THE TASK:
Reproduce each line exactly.

SUPPLIED RECORDS:
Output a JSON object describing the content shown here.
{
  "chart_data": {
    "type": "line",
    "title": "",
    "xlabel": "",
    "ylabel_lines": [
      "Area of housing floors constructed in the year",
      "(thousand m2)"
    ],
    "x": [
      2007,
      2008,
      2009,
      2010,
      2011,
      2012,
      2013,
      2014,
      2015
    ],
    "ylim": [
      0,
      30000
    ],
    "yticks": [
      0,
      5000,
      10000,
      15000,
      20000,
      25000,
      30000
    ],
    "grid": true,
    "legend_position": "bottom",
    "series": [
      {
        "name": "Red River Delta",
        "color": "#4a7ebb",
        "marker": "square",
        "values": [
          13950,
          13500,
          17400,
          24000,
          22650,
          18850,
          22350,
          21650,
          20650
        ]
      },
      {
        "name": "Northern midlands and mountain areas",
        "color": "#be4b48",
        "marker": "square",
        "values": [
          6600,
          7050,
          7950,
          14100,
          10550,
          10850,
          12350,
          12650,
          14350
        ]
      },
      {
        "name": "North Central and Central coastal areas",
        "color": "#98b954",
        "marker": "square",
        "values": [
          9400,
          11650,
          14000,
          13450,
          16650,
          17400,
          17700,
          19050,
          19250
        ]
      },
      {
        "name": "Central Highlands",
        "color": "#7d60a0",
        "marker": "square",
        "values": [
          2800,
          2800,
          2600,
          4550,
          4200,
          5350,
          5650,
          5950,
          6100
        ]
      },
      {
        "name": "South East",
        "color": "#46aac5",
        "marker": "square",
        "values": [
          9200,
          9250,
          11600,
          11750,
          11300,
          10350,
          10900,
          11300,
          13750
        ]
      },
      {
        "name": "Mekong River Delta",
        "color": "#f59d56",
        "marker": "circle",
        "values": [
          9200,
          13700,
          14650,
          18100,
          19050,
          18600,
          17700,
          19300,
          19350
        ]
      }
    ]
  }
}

RESPONSE TO THE EXERCISE:
Output a JSON object describing the content shown here.
{
  "chart_data": {
    "type": "line",
    "title": "",
    "xlabel": "",
    "ylabel_lines": [
      "Area of housing floors constructed in the year",
      "(thousand m2)"
    ],
    "x": [
      2007,
      2008,
      2009,
      2010,
      2011,
      2012,
      2013,
      2014,
      2015
    ],
    "ylim": [
      0,
      30000
    ],
    "yticks": [
      0,
      5000,
      10000,
      15000,
      20000,
      25000,
      30000
    ],
    "grid": true,
    "legend_position": "bottom",
    "series": [
      {
        "name": "Red River Delta",
        "color": "#4a7ebb",
        "marker": "square",
        "values": [
          13950,
          13500,
          17400,
          24000,
          22650,
          18850,
          22350,
          21650,
          20650
        ]
      },
      {
        "name": "Northern midlands and mountain areas",
        "color": "#be4b48",
        "marker": "square",
        "values": [
          6600,
          7050,
          7950,
          14100,
          10550,
          10850,
          12350,
          12650,
          14350
        ]
      },
      {
        "name": "North Central and Central coastal areas",
        "color": "#98b954",
        "marker": "square",
        "values": [
          9400,
          11650,
          14000,
          13450,
          16650,
          17400,
          17700,
          19050,
          19250
        ]
      },
      {
        "name": "Central Highlands",
        "color": "#7d60a0",
        "marker": "square",
        "values": [
          2800,
          2800,
          2600,
          4550,
          4200,
          5350,
          5650,
          5950,
          6100
        ]
      },
      {
        "name": "South East",
        "color": "#46aac5",
        "marker": "square",
        "values": [
          9200,
          9250,
          11600,
          11750,
          11300,
          10350,
          10900,
          11300,
          13750
        ]
      },
      {
        "name": "Mekong River Delta",
        "color": "#f59d56",
        "marker": "circle",
        "values": [
          9200,
          13700,
          14650,
          18100,
          19050,
          18600,
          17700,
          19300,
          19350
        ]
      }
    ]
  }
}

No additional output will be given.